**WHAT IS EXPECTED**
Quote all entries in full, exactly.

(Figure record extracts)
# # # # #
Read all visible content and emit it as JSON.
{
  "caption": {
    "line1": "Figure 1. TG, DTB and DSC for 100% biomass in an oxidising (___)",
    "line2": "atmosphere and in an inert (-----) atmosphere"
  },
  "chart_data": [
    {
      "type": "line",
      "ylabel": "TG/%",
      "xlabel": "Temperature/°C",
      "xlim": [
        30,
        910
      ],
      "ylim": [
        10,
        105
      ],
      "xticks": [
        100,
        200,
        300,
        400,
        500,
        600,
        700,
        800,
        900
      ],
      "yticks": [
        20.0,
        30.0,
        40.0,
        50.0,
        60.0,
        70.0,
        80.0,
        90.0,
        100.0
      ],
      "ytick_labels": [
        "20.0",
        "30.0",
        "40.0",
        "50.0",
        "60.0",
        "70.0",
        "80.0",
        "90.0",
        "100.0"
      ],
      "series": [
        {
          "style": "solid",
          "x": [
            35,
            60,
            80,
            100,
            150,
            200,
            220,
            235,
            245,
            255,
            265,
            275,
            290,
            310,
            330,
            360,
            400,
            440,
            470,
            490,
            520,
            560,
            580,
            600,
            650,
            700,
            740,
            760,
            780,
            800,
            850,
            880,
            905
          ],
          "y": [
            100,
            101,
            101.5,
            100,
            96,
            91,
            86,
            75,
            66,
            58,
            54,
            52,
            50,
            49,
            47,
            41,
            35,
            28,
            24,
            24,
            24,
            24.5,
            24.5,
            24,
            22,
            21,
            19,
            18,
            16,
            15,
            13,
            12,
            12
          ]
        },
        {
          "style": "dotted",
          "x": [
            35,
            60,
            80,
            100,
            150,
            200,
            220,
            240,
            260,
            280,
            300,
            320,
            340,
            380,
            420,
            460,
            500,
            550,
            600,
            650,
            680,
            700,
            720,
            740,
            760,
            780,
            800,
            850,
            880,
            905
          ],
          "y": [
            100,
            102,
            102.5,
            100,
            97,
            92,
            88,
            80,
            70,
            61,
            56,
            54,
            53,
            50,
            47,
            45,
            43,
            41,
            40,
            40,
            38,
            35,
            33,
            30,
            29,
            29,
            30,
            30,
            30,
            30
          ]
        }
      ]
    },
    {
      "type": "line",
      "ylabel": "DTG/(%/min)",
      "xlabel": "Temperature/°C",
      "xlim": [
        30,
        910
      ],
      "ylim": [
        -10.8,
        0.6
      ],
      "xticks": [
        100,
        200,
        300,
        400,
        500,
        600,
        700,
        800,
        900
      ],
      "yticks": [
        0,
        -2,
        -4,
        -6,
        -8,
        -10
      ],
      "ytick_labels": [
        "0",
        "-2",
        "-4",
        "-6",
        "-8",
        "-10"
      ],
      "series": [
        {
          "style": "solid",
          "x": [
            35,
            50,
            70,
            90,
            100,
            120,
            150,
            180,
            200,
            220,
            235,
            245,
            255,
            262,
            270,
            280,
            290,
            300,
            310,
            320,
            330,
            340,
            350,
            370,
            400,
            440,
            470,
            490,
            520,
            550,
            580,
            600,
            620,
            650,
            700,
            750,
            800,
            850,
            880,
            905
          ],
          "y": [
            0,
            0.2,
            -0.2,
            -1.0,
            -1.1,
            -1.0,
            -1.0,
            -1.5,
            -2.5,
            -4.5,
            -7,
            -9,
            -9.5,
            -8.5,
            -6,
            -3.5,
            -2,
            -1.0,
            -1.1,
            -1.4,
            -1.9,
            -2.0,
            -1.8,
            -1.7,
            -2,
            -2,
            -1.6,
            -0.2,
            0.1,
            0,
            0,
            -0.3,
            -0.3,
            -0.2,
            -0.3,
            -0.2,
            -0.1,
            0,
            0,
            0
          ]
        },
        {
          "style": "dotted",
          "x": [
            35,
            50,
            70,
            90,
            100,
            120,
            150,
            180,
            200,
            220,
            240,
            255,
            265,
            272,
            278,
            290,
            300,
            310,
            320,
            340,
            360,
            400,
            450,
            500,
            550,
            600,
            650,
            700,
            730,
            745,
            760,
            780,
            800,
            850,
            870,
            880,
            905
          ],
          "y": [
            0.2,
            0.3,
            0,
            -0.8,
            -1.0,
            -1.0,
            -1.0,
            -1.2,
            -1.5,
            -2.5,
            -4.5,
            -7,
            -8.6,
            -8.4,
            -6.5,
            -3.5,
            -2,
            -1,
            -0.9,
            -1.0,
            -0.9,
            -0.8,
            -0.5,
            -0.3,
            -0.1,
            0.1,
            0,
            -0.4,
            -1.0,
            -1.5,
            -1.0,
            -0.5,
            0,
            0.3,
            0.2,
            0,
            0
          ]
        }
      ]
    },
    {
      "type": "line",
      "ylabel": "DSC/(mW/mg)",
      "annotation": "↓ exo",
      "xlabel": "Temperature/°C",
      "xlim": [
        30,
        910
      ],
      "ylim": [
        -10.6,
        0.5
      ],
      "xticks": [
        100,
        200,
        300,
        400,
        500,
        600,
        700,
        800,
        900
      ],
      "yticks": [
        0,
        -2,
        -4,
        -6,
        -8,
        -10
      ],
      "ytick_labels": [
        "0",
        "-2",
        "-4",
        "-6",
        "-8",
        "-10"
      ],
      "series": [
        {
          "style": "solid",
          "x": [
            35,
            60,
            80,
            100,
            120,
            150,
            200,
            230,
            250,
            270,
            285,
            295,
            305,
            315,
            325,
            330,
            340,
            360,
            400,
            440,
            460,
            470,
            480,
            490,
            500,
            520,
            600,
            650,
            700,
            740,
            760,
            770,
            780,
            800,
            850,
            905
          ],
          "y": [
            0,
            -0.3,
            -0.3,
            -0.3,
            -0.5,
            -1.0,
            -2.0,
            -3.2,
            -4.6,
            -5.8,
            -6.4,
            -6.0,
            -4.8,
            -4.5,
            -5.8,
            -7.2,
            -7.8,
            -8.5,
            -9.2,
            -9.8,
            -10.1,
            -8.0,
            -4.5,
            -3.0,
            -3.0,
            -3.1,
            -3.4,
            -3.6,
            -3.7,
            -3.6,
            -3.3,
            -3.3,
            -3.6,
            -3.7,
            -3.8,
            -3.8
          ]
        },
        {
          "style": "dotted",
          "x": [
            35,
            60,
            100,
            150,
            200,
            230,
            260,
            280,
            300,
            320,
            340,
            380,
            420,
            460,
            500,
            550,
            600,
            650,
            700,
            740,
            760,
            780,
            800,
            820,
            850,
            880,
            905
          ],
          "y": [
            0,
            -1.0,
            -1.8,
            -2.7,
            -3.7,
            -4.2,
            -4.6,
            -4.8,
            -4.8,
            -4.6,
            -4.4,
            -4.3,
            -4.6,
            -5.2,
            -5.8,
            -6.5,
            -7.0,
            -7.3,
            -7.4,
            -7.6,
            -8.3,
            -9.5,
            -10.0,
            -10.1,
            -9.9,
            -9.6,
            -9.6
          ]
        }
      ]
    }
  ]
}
# # # # #
**ANSWER**
Read all visible content and emit it as JSON.
{
  "caption": {
    "line1": "Figure 1. TG, DTB and DSC for 100% biomass in an oxidising (___)",
    "line2": "atmosphere and in an inert (-----) atmosphere"
  },
  "chart_data": [
    {
      "type": "line",
      "ylabel": "TG/%",
      "xlabel": "Temperature/°C",
      "xlim": [
        30,
        910
      ],
      "ylim": [
        10,
        105
      ],
      "xticks": [
        100,
        200,
        300,
        400,
        500,
        600,
        700,
        800,
        900
      ],
      "yticks": [
        20.0,
        30.0,
        40.0,
        50.0,
        60.0,
        70.0,
        80.0,
        90.0,
        100.0
      ],
      "ytick_labels": [
        "20.0",
        "30.0",
        "40.0",
        "50.0",
        "60.0",
        "70.0",
        "80.0",
        "90.0",
        "100.0"
      ],
      "series": [
        {
          "style": "solid",
          "x": [
            35,
            60,
            80,
            100,
            150,
            200,
            220,
            235,
            245,
            255,
            265,
            275,
            290,
            310,
            330,
            360,
            400,
            440,
            470,
            490,
            520,
            560,
            580,
            600,
            650,
            700,
            740,
            760,
            780,
            800,
            850,
            880,
            905
          ],
          "y": [
            100,
            101,
            101.5,
            100,
            96,
            91,
            86,
            75,
            66,
            58,
            54,
            52,
            50,
            49,
            47,
            41,
            35,
            28,
            24,
            24,
            24,
            24.5,
            24.5,
            24,
            22,
            21,
            19,
            18,
            16,
            15,
            13,
            12,
            12
          ]
        },
        {
          "style": "dotted",
          "x": [
            35,
            60,
            80,
            100,
            150,
            200,
            220,
            240,
            260,
            280,
            300,
            320,
            340,
            380,
            420,
            460,
            500,
            550,
            600,
            650,
            680,
            700,
            720,
            740,
            760,
            780,
            800,
            850,
            880,
            905
          ],
          "y": [
            100,
            102,
            102.5,
            100,
            97,
            92,
            88,
            80,
            70,
            61,
            56,
            54,
            53,
            50,
            47,
            45,
            43,
            41,
            40,
            40,
            38,
            35,
            33,
            30,
            29,
            29,
            30,
            30,
            30,
            30
          ]
        }
      ]
    },
    {
      "type": "line",
      "ylabel": "DTG/(%/min)",
      "xlabel": "Temperature/°C",
      "xlim": [
        30,
        910
      ],
      "ylim": [
        -10.8,
        0.6
      ],
      "xticks": [
        100,
        200,
        300,
        400,
        500,
        600,
        700,
        800,
        900
      ],
      "yticks": [
        0,
        -2,
        -4,
        -6,
        -8,
        -10
      ],
      "ytick_labels": [
        "0",
        "-2",
        "-4",
        "-6",
        "-8",
        "-10"
      ],
      "series": [
        {
          "style": "solid",
          "x": [
            35,
            50,
            70,
            90,
            100,
            120,
            150,
            180,
            200,
            220,
            235,
            245,
            255,
            262,
            270,
            280,
            290,
            300,
            310,
            320,
            330,
            340,
            350,
            370,
            400,
            440,
            470,
            490,
            520,
            550,
            580,
            600,
            620,
            650,
            700,
            750,
            800,
            850,
            880,
            905
          ],
          "y": [
            0,
            0.2,
            -0.2,
            -1.0,
            -1.1,
            -1.0,
            -1.0,
            -1.5,
            -2.5,
            -4.5,
            -7,
            -9,
            -9.5,
            -8.5,
            -6,
            -3.5,
            -2,
            -1.0,
            -1.1,
            -1.4,
            -1.9,
            -2.0,
            -1.8,
            -1.7,
            -2,
            -2,
            -1.6,
            -0.2,
            0.1,
            0,
            0,
            -0.3,
            -0.3,
            -0.2,
            -0.3,
            -0.2,
            -0.1,
            0,
            0,
            0
          ]
        },
        {
          "style": "dotted",
          "x": [
            35,
            50,
            70,
            90,
            100,
            120,
            150,
            180,
            200,
            220,
            240,
            255,
            265,
            272,
            278,
            290,
            300,
            310,
            320,
            340,
            360,
            400,
            450,
            500,
            550,
            600,
            650,
            700,
            730,
            745,
            760,
            780,
            800,
            850,
            870,
            880,
            905
          ],
          "y": [
            0.2,
            0.3,
            0,
            -0.8,
            -1.0,
            -1.0,
            -1.0,
            -1.2,
            -1.5,
            -2.5,
            -4.5,
            -7,
            -8.6,
            -8.4,
            -6.5,
            -3.5,
            -2,
            -1,
            -0.9,
            -1.0,
            -0.9,
            -0.8,
            -0.5,
            -0.3,
            -0.1,
            0.1,
            0,
            -0.4,
            -1.0,
            -1.5,
            -1.0,
            -0.5,
            0,
            0.3,
            0.2,
            0,
            0
          ]
        }
      ]
    },
    {
      "type": "line",
      "ylabel": "DSC/(mW/mg)",
      "annotation": "↓ exo",
      "xlabel": "Temperature/°C",
      "xlim": [
        30,
        910
      ],
      "ylim": [
        -10.6,
        0.5
      ],
      "xticks": [
        100,
        200,
        300,
        400,
        500,
        600,
        700,
        800,
        900
      ],
      "yticks": [
        0,
        -2,
        -4,
        -6,
        -8,
        -10
      ],
      "ytick_labels": [
        "0",
        "-2",
        "-4",
        "-6",
        "-8",
        "-10"
      ],
      "series": [
        {
          "style": "solid",
          "x": [
            35,
            60,
            80,
            100,
            120,
            150,
            200,
            230,
            250,
            270,
            285,
            295,
            305,
            315,
            325,
            330,
            340,
            360,
            400,
            440,
            460,
            470,
            480,
            490,
            500,
            520,
            600,
            650,
            700,
            740,
            760,
            770,
            780,
            800,
            850,
            905
          ],
          "y": [
            0,
            -0.3,
            -0.3,
            -0.3,
            -0.5,
            -1.0,
            -2.0,
            -3.2,
            -4.6,
            -5.8,
            -6.4,
            -6.0,
            -4.8,
            -4.5,
            -5.8,
            -7.2,
            -7.8,
            -8.5,
            -9.2,
            -9.8,
            -10.1,
            -8.0,
            -4.5,
            -3.0,
            -3.0,
            -3.1,
            -3.4,
            -3.6,
            -3.7,
            -3.6,
            -3.3,
            -3.3,
            -3.6,
            -3.7,
            -3.8,
            -3.8
          ]
        },
        {
          "style": "dotted",
          "x": [
            35,
            60,
            100,
            150,
            200,
            230,
            260,
            280,
            300,
            320,
            340,
            380,
            420,
            460,
            500,
            550,
            600,
            650,
            700,
            740,
            760,
            780,
            800,
            820,
            850,
            880,
            905
          ],
          "y": [
            0,
            -1.0,
            -1.8,
            -2.7,
            -3.7,
            -4.2,
            -4.6,
            -4.8,
            -4.8,
            -4.6,
            -4.4,
            -4.3,
            -4.6,
            -5.2,
            -5.8,
            -6.5,
            -7.0,
            -7.3,
            -7.4,
            -7.6,
            -8.3,
            -9.5,
            -10.0,
            -10.1,
            -9.9,
            -9.6,
            -9.6
          ]
        }
      ]
    }
  ]
}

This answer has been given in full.